═══ Listed entries ═══

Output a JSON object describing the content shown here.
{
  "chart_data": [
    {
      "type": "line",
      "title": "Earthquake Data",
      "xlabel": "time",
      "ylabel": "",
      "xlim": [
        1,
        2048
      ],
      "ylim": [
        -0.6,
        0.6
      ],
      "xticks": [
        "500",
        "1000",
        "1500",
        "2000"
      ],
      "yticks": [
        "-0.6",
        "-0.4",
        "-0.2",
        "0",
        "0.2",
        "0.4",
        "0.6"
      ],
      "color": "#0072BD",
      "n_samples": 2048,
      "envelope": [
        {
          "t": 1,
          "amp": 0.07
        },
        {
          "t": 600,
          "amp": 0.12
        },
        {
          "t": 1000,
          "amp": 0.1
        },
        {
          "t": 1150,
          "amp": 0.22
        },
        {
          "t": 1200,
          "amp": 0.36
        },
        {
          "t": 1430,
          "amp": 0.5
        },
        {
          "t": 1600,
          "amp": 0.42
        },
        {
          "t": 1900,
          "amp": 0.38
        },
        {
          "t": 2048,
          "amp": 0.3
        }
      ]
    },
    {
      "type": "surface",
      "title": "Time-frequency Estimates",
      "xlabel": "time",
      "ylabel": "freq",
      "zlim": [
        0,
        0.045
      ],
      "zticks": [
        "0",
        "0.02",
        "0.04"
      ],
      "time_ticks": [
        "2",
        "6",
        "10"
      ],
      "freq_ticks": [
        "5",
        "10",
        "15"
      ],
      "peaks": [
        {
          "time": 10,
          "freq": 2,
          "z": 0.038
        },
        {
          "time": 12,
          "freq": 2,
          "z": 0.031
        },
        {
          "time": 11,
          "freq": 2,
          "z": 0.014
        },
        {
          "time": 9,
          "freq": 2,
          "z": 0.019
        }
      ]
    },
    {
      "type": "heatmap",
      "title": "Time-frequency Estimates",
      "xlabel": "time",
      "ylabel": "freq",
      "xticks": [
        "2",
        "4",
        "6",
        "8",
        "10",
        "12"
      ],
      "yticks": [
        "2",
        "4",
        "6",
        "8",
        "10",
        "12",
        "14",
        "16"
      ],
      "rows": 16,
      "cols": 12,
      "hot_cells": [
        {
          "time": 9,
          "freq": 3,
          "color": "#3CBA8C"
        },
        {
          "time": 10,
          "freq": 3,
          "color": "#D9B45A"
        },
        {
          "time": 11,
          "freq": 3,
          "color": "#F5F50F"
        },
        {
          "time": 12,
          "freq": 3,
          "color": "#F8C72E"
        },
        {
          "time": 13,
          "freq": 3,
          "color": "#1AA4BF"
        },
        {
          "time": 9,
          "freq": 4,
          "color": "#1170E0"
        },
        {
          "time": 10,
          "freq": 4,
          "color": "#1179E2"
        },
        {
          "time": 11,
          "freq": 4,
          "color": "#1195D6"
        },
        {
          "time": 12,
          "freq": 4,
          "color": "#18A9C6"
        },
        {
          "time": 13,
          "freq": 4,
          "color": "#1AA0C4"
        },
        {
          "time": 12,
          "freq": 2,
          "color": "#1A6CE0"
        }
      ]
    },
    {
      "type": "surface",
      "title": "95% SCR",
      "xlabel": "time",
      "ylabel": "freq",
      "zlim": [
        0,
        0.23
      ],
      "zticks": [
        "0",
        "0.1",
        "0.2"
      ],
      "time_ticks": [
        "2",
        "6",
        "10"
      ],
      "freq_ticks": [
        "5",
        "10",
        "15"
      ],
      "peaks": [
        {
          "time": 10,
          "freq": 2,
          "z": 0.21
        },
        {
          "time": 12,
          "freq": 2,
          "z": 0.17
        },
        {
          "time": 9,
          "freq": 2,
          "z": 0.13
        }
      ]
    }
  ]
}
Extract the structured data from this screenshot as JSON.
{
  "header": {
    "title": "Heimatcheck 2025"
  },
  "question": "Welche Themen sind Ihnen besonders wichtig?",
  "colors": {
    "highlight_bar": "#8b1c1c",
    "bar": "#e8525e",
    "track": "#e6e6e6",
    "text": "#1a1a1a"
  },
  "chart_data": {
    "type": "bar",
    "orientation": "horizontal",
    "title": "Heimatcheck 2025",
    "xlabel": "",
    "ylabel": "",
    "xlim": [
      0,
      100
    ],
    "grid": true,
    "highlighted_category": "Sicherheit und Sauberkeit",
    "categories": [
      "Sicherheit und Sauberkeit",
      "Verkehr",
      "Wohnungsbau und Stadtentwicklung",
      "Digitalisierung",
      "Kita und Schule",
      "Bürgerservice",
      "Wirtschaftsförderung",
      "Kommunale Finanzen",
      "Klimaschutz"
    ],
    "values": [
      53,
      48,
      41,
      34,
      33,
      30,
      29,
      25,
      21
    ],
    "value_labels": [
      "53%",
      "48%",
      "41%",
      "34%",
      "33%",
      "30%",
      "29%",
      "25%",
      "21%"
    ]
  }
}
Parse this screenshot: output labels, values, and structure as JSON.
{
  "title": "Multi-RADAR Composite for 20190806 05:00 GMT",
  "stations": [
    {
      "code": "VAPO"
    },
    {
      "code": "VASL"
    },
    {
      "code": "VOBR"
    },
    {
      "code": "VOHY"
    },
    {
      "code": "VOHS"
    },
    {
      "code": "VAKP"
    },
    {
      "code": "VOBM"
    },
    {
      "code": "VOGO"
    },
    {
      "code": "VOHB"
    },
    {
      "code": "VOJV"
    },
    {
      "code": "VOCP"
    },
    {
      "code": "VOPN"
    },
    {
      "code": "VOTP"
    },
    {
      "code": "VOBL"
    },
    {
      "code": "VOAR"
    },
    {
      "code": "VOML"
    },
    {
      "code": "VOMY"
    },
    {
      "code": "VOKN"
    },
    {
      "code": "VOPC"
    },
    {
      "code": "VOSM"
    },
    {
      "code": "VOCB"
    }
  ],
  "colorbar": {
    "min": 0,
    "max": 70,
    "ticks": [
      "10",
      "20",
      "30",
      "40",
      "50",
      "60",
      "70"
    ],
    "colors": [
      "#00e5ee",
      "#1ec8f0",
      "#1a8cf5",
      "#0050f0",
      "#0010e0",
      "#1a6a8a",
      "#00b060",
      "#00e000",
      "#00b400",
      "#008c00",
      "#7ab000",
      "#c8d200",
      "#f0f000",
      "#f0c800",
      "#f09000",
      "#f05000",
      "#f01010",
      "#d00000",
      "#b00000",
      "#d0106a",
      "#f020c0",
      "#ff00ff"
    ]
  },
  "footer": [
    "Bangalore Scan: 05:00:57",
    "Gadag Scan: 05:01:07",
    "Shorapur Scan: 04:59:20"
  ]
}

═══

• **What you should do**: Reproduce all the records precisely.

• **Solution**:
Output a JSON object describing the content shown here.
{
  "chart_data": [
    {
      "type": "line",
      "title": "Earthquake Data",
      "xlabel": "time",
      "ylabel": "",
      "xlim": [
        1,
        2048
      ],
      "ylim": [
        -0.6,
        0.6
      ],
      "xticks": [
        "500",
        "1000",
        "1500",
        "2000"
      ],
      "yticks": [
        "-0.6",
        "-0.4",
        "-0.2",
        "0",
        "0.2",
        "0.4",
        "0.6"
      ],
      "color": "#0072BD",
      "n_samples": 2048,
      "envelope": [
        {
          "t": 1,
          "amp": 0.07
        },
        {
          "t": 600,
          "amp": 0.12
        },
        {
          "t": 1000,
          "amp": 0.1
        },
        {
          "t": 1150,
          "amp": 0.22
        },
        {
          "t": 1200,
          "amp": 0.36
        },
        {
          "t": 1430,
          "amp": 0.5
        },
        {
          "t": 1600,
          "amp": 0.42
        },
        {
          "t": 1900,
          "amp": 0.38
        },
        {
          "t": 2048,
          "amp": 0.3
        }
      ]
    },
    {
      "type": "surface",
      "title": "Time-frequency Estimates",
      "xlabel": "time",
      "ylabel": "freq",
      "zlim": [
        0,
        0.045
      ],
      "zticks": [
        "0",
        "0.02",
        "0.04"
      ],
      "time_ticks": [
        "2",
        "6",
        "10"
      ],
      "freq_ticks": [
        "5",
        "10",
        "15"
      ],
      "peaks": [
        {
          "time": 10,
          "freq": 2,
          "z": 0.038
        },
        {
          "time": 12,
          "freq": 2,
          "z": 0.031
        },
        {
          "time": 11,
          "freq": 2,
          "z": 0.014
        },
        {
          "time": 9,
          "freq": 2,
          "z": 0.019
        }
      ]
    },
    {
      "type": "heatmap",
      "title": "Time-frequency Estimates",
      "xlabel": "time",
      "ylabel": "freq",
      "xticks": [
        "2",
        "4",
        "6",
        "8",
        "10",
        "12"
      ],
      "yticks": [
        "2",
        "4",
        "6",
        "8",
        "10",
        "12",
        "14",
        "16"
      ],
      "rows": 16,
      "cols": 12,
      "hot_cells": [
        {
          "time": 9,
          "freq": 3,
          "color": "#3CBA8C"
        },
        {
          "time": 10,
          "freq": 3,
          "color": "#D9B45A"
        },
        {
          "time": 11,
          "freq": 3,
          "color": "#F5F50F"
        },
        {
          "time": 12,
          "freq": 3,
          "color": "#F8C72E"
        },
        {
          "time": 13,
          "freq": 3,
          "color": "#1AA4BF"
        },
        {
          "time": 9,
          "freq": 4,
          "color": "#1170E0"
        },
        {
          "time": 10,
          "freq": 4,
          "color": "#1179E2"
        },
        {
          "time": 11,
          "freq": 4,
          "color": "#1195D6"
        },
        {
          "time": 12,
          "freq": 4,
          "color": "#18A9C6"
        },
        {
          "time": 13,
          "freq": 4,
          "color": "#1AA0C4"
        },
        {
          "time": 12,
          "freq": 2,
          "color": "#1A6CE0"
        }
      ]
    },
    {
      "type": "surface",
      "title": "95% SCR",
      "xlabel": "time",
      "ylabel": "freq",
      "zlim": [
        0,
        0.23
      ],
      "zticks": [
        "0",
        "0.1",
        "0.2"
      ],
      "time_ticks": [
        "2",
        "6",
        "10"
      ],
      "freq_ticks": [
        "5",
        "10",
        "15"
      ],
      "peaks": [
        {
          "time": 10,
          "freq": 2,
          "z": 0.21
        },
        {
          "time": 12,
          "freq": 2,
          "z": 0.17
        },
        {
          "time": 9,
          "freq": 2,
          "z": 0.13
        }
      ]
    }
  ]
}
Extract the structured data from this screenshot as JSON.
{
  "header": {
    "title": "Heimatcheck 2025"
  },
  "question": "Welche Themen sind Ihnen besonders wichtig?",
  "colors": {
    "highlight_bar": "#8b1c1c",
    "bar": "#e8525e",
    "track": "#e6e6e6",
    "text": "#1a1a1a"
  },
  "chart_data": {
    "type": "bar",
    "orientation": "horizontal",
    "title": "Heimatcheck 2025",
    "xlabel": "",
    "ylabel": "",
    "xlim": [
      0,
      100
    ],
    "grid": true,
    "highlighted_category": "Sicherheit und Sauberkeit",
    "categories": [
      "Sicherheit und Sauberkeit",
      "Verkehr",
      "Wohnungsbau und Stadtentwicklung",
      "Digitalisierung",
      "Kita und Schule",
      "Bürgerservice",
      "Wirtschaftsförderung",
      "Kommunale Finanzen",
      "Klimaschutz"
    ],
    "values": [
      53,
      48,
      41,
      34,
      33,
      30,
      29,
      25,
      21
    ],
    "value_labels": [
      "53%",
      "48%",
      "41%",
      "34%",
      "33%",
      "30%",
      "29%",
      "25%",
      "21%"
    ]
  }
}
Parse this screenshot: output labels, values, and structure as JSON.
{
  "title": "Multi-RADAR Composite for 20190806 05:00 GMT",
  "stations": [
    {
      "code": "VAPO"
    },
    {
      "code": "VASL"
    },
    {
      "code": "VOBR"
    },
    {
      "code": "VOHY"
    },
    {
      "code": "VOHS"
    },
    {
      "code": "VAKP"
    },
    {
      "code": "VOBM"
    },
    {
      "code": "VOGO"
    },
    {
      "code": "VOHB"
    },
    {
      "code": "VOJV"
    },
    {
      "code": "VOCP"
    },
    {
      "code": "VOPN"
    },
    {
      "code": "VOTP"
    },
    {
      "code": "VOBL"
    },
    {
      "code": "VOAR"
    },
    {
      "code": "VOML"
    },
    {
      "code": "VOMY"
    },
    {
      "code": "VOKN"
    },
    {
      "code": "VOPC"
    },
    {
      "code": "VOSM"
    },
    {
      "code": "VOCB"
    }
  ],
  "colorbar": {
    "min": 0,
    "max": 70,
    "ticks": [
      "10",
      "20",
      "30",
      "40",
      "50",
      "60",
      "70"
    ],
    "colors": [
      "#00e5ee",
      "#1ec8f0",
      "#1a8cf5",
      "#0050f0",
      "#0010e0",
      "#1a6a8a",
      "#00b060",
      "#00e000",
      "#00b400",
      "#008c00",
      "#7ab000",
      "#c8d200",
      "#f0f000",
      "#f0c800",
      "#f09000",
      "#f05000",
      "#f01010",
      "#d00000",
      "#b00000",
      "#d0106a",
      "#f020c0",
      "#ff00ff"
    ]
  },
  "footer": [
    "Bangalore Scan: 05:00:57",
    "Gadag Scan: 05:01:07",
    "Shorapur Scan: 04:59:20"
  ]
}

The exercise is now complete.